= REQUEST =
Copy each line in the data that includes the word "الروض".
>> Start EXTRACTED DATA
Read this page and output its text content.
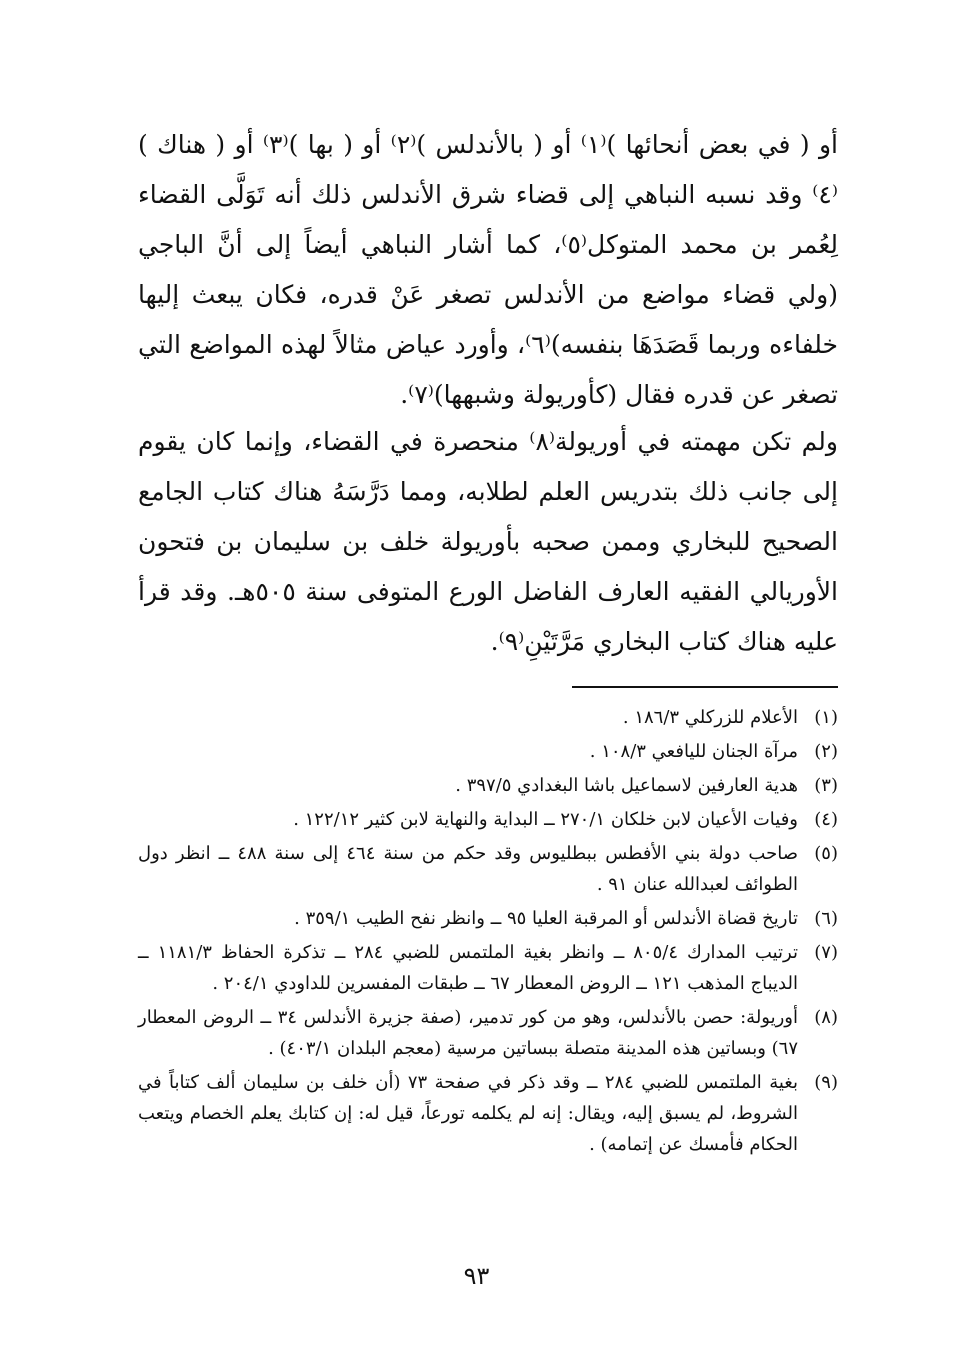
أو ( في بعض أنحائها )⁽١⁾ أو ( بالأندلس )⁽٢⁾ أو ( بها )⁽٣⁾ أو ( هناك )⁽٤⁾ وقد نسبه النباهي إلى قضاء شرق الأندلس ذلك أنه تَوَلَّى القضاء لِعُمر بن محمد المتوكل⁽٥⁾، كما أشار النباهي أيضاً إلى أنَّ الباجي (ولي قضاء مواضع من الأندلس تصغر عَنْ قدره، فكان يبعث إليها خلفاءه وربما قَصَدَهَا بنفسه)⁽٦⁾، وأورد عياض مثالاً لهذه المواضع التي تصغر عن قدره فقال (كأوريولة وشبهها)⁽٧⁾.

ولم تكن مهمته في أوريولة⁽٨⁾ منحصرة في القضاء، وإنما كان يقوم إلى جانب ذلك بتدريس العلم لطلابه، ومما دَرَّسَهُ هناك كتاب الجامع الصحيح للبخاري وممن صحبه بأوريولة خلف بن سليمان بن فتحون الأوريالي الفقيه العارف الفاضل الورع المتوفى سنة ٥٠٥هـ. وقد قرأ عليه هناك كتاب البخاري مَرَّتَيْنِ⁽٩⁾.

(١)
الأعلام للزركلي ١٨٦/٣ .
(٢)
مرآة الجنان لليافعي ١٠٨/٣ .
(٣)
هدية العارفين لاسماعيل باشا البغدادي ٣٩٧/٥ .
(٤)
وفيات الأعيان لابن خلكان ٢٧٠/١ ــ البداية والنهاية لابن كثير ١٢٢/١٢ .
(٥)
صاحب دولة بني الأفطس ببطليوس وقد حكم من سنة ٤٦٤ إلى سنة ٤٨٨ ــ انظر دول الطوائف لعبدالله عنان ٩١ .
(٦)
تاريخ قضاة الأندلس أو المرقبة العليا ٩٥ ــ وانظر نفح الطيب ٣٥٩/١ .
(٧)
ترتيب المدارك ٨٠٥/٤ ــ وانظر بغية الملتمس للضبي ٢٨٤ ــ تذكرة الحفاظ ١١٨١/٣ ــ الديباج المذهب ١٢١ ــ الروض المعطار ٦٧ ــ طبقات المفسرين للداودي ٢٠٤/١ .
(٨)
أوريولة: حصن بالأندلس، وهو من كور تدمير، (صفة جزيرة الأندلس ٣٤ ــ الروض المعطار ٦٧) وبساتين هذه المدينة متصلة ببساتين مرسية (معجم البلدان ٤٠٣/١) .
(٩)
بغية الملتمس للضبي ٢٨٤ ــ وقد ذكر في صفحة ٧٣ (أن خلف بن سليمان ألف كتاباً في الشروط، لم يسبق إليه، ويقال: إنه لم يكلمه تورعاً، قيل له: إن كتابك يعلم الخصام ويتعب الحكام فأمسك عن إتمامه) .
٩٣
>> End EXTRACTED DATA
= RESPONSE =
ترتيب المدارك ٨٠٥/٤ ــ وانظر بغية الملتمس للضبي ٢٨٤ ــ تذكرة الحفاظ ١١٨١/٣ ــ الديباج المذهب ١٢١ ــ الروض المعطار ٦٧ ــ طبقات المفسرين للداودي ٢٠٤/١ .
أوريولة: حصن بالأندلس، وهو من كور تدمير، (صفة جزيرة الأندلس ٣٤ ــ الروض المعطار ٦٧) وبساتين هذه المدينة متصلة ببساتين مرسية (معجم البلدان ٤٠٣/١) .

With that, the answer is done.